Written task →
Leave out the pictures and copy the remaining records exactly.

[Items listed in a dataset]
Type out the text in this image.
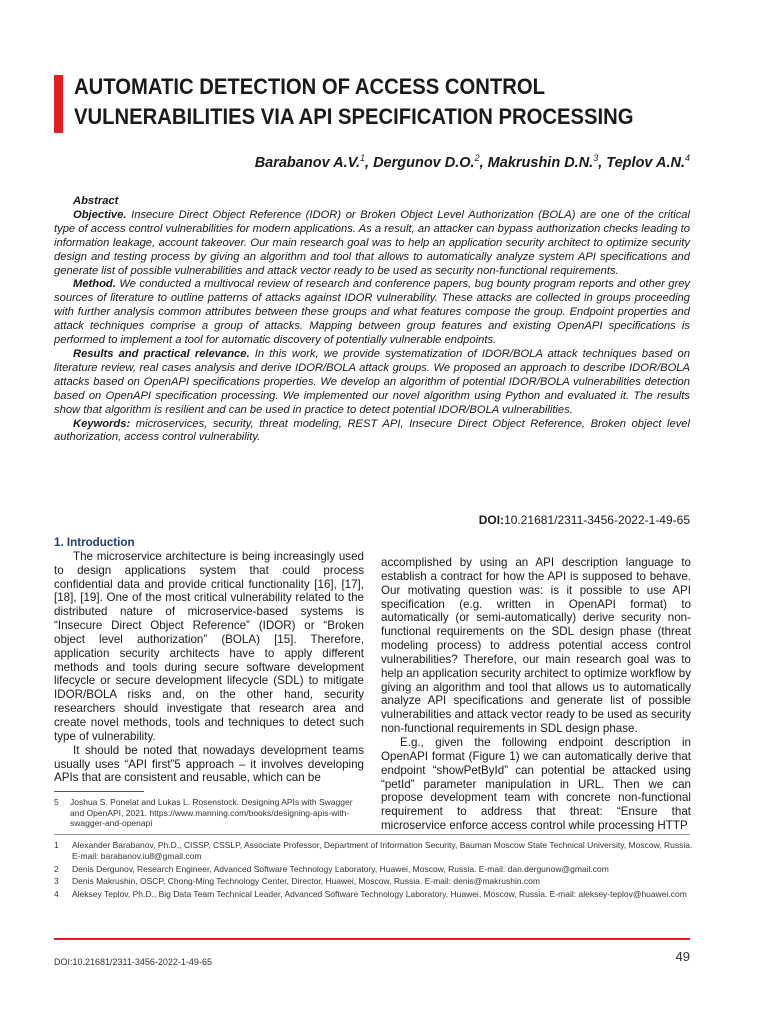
AUTOMATIC DETECTION OF ACCESS CONTROL
VULNERABILITIES VIA API SPECIFICATION PROCESSING
Barabanov A.V.$^1$, Dergunov D.O.$^2$, Makrushin D.N.$^3$, Teplov A.N.$^4$

Abstract

Objective. Insecure Direct Object Reference (IDOR) or Broken Object Level Authorization (BOLA) are one of the critical type of access control vulnerabilities for modern applications. As a result, an attacker can bypass authorization checks leading to information leakage, account takeover. Our main research goal was to help an application security architect to optimize security design and testing process by giving an algorithm and tool that allows to automatically analyze system API specifications and generate list of possible vulnerabilities and attack vector ready to be used as security non-functional requirements.

Method. We conducted a multivocal review of research and conference papers, bug bounty program reports and other grey sources of literature to outline patterns of attacks against IDOR vulnerability. These attacks are collected in groups proceeding with further analysis common attributes between these groups and what features compose the group. Endpoint properties and attack techniques comprise a group of attacks. Mapping between group features and existing OpenAPI specifications is performed to implement a tool for automatic discovery of potentially vulnerable endpoints.

Results and practical relevance. In this work, we provide systematization of IDOR/BOLA attack techniques based on literature review, real cases analysis and derive IDOR/BOLA attack groups. We proposed an approach to describe IDOR/BOLA attacks based on OpenAPI specifications properties. We develop an algorithm of potential IDOR/BOLA vulnerabilities detection based on OpenAPI specification processing. We implemented our novel algorithm using Python and evaluated it. The results show that algorithm is resilient and can be used in practice to detect potential IDOR/BOLA vulnerabilities.

Keywords: microservices, security, threat modeling, REST API, Insecure Direct Object Reference, Broken object level authorization, access control vulnerability.

DOI:10.21681/2311-3456-2022-1-49-65

1. Introduction

The microservice architecture is being increasingly used to design applications system that could process confidential data and provide critical functionality [16], [17], [18], [19]. One of the most critical vulnerability related to the distributed nature of microservice-based systems is “Insecure Direct Object Reference” (IDOR) or “Broken object level authorization” (BOLA) [15]. Therefore, application security architects have to apply different methods and tools during secure software development lifecycle or secure development lifecycle (SDL) to mitigate IDOR/BOLA risks and, on the other hand, security researchers should investigate that research area and create novel methods, tools and techniques to detect such type of vulnerability.

It should be noted that nowadays development teams usually uses “API first”5 approach – it involves developing APIs that are consistent and reusable, which can be

accomplished by using an API description language to establish a contract for how the API is supposed to behave. Our motivating question was: is it possible to use API specification (e.g. written in OpenAPI format) to automatically (or semi-automatically) derive security non-functional requirements on the SDL design phase (threat modeling process) to address potential access control vulnerabilities? Therefore, our main research goal was to help an application security architect to optimize workflow by giving an algorithm and tool that allows us to automatically analyze API specifications and generate list of possible vulnerabilities and attack vector ready to be used as security non-functional requirements in SDL design phase.

E.g., given the following endpoint description in OpenAPI format (Figure 1) we can automatically derive that endpoint “showPetById” can potential be attacked using “petId” parameter manipulation in URL. Then we can propose development team with concrete non-functional requirement to address that threat: “Ensure that microservice enforce access control while processing HTTP

5 Joshua S. Ponelat and Lukas L. Rosenstock. Designing APIs with Swagger and OpenAPI, 2021. https://www.manning.com/books/designing-apis-with-swagger-and-openapi
1	Alexander Barabanov, Ph.D., CISSP, CSSLP, Associate Professor, Department of Information Security, Bauman Moscow State Technical University, Moscow, Russia. E-mail: barabanov.iu8@gmail.com
2	Denis Dergunov, Research Engineer, Advanced Software Technology Laboratory, Huawei, Moscow, Russia. E-mail: dan.dergunow@gmail.com
3	Denis Makrushin, OSCP, Chong-Ming Technology Center, Director, Huawei, Moscow, Russia. E-mail: denis@makrushin.com
4	Aleksey Teplov, Ph.D., Big Data Team Technical Leader, Advanced Software Technology Laboratory, Huawei, Moscow, Russia. E-mail: aleksey-teplov@huawei.com
DOI:10.21681/2311-3456-2022-1-49-65	49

Expected answer →
Type out the text in this image.
AUTOMATIC DETECTION OF ACCESS CONTROL
VULNERABILITIES VIA API SPECIFICATION PROCESSING
Barabanov A.V.$^1$, Dergunov D.O.$^2$, Makrushin D.N.$^3$, Teplov A.N.$^4$

Abstract

Objective. Insecure Direct Object Reference (IDOR) or Broken Object Level Authorization (BOLA) are one of the critical type of access control vulnerabilities for modern applications. As a result, an attacker can bypass authorization checks leading to information leakage, account takeover. Our main research goal was to help an application security architect to optimize security design and testing process by giving an algorithm and tool that allows to automatically analyze system API specifications and generate list of possible vulnerabilities and attack vector ready to be used as security non-functional requirements.

Method. We conducted a multivocal review of research and conference papers, bug bounty program reports and other grey sources of literature to outline patterns of attacks against IDOR vulnerability. These attacks are collected in groups proceeding with further analysis common attributes between these groups and what features compose the group. Endpoint properties and attack techniques comprise a group of attacks. Mapping between group features and existing OpenAPI specifications is performed to implement a tool for automatic discovery of potentially vulnerable endpoints.

Results and practical relevance. In this work, we provide systematization of IDOR/BOLA attack techniques based on literature review, real cases analysis and derive IDOR/BOLA attack groups. We proposed an approach to describe IDOR/BOLA attacks based on OpenAPI specifications properties. We develop an algorithm of potential IDOR/BOLA vulnerabilities detection based on OpenAPI specification processing. We implemented our novel algorithm using Python and evaluated it. The results show that algorithm is resilient and can be used in practice to detect potential IDOR/BOLA vulnerabilities.

Keywords: microservices, security, threat modeling, REST API, Insecure Direct Object Reference, Broken object level authorization, access control vulnerability.

DOI:10.21681/2311-3456-2022-1-49-65

1. Introduction

The microservice architecture is being increasingly used to design applications system that could process confidential data and provide critical functionality [16], [17], [18], [19]. One of the most critical vulnerability related to the distributed nature of microservice-based systems is “Insecure Direct Object Reference” (IDOR) or “Broken object level authorization” (BOLA) [15]. Therefore, application security architects have to apply different methods and tools during secure software development lifecycle or secure development lifecycle (SDL) to mitigate IDOR/BOLA risks and, on the other hand, security researchers should investigate that research area and create novel methods, tools and techniques to detect such type of vulnerability.

It should be noted that nowadays development teams usually uses “API first”5 approach – it involves developing APIs that are consistent and reusable, which can be

accomplished by using an API description language to establish a contract for how the API is supposed to behave. Our motivating question was: is it possible to use API specification (e.g. written in OpenAPI format) to automatically (or semi-automatically) derive security non-functional requirements on the SDL design phase (threat modeling process) to address potential access control vulnerabilities? Therefore, our main research goal was to help an application security architect to optimize workflow by giving an algorithm and tool that allows us to automatically analyze API specifications and generate list of possible vulnerabilities and attack vector ready to be used as security non-functional requirements in SDL design phase.

E.g., given the following endpoint description in OpenAPI format (Figure 1) we can automatically derive that endpoint “showPetById” can potential be attacked using “petId” parameter manipulation in URL. Then we can propose development team with concrete non-functional requirement to address that threat: “Ensure that microservice enforce access control while processing HTTP

5 Joshua S. Ponelat and Lukas L. Rosenstock. Designing APIs with Swagger and OpenAPI, 2021. https://www.manning.com/books/designing-apis-with-swagger-and-openapi
1	Alexander Barabanov, Ph.D., CISSP, CSSLP, Associate Professor, Department of Information Security, Bauman Moscow State Technical University, Moscow, Russia. E-mail: barabanov.iu8@gmail.com
2	Denis Dergunov, Research Engineer, Advanced Software Technology Laboratory, Huawei, Moscow, Russia. E-mail: dan.dergunow@gmail.com
3	Denis Makrushin, OSCP, Chong-Ming Technology Center, Director, Huawei, Moscow, Russia. E-mail: denis@makrushin.com
4	Aleksey Teplov, Ph.D., Big Data Team Technical Leader, Advanced Software Technology Laboratory, Huawei, Moscow, Russia. E-mail: aleksey-teplov@huawei.com
DOI:10.21681/2311-3456-2022-1-49-65	49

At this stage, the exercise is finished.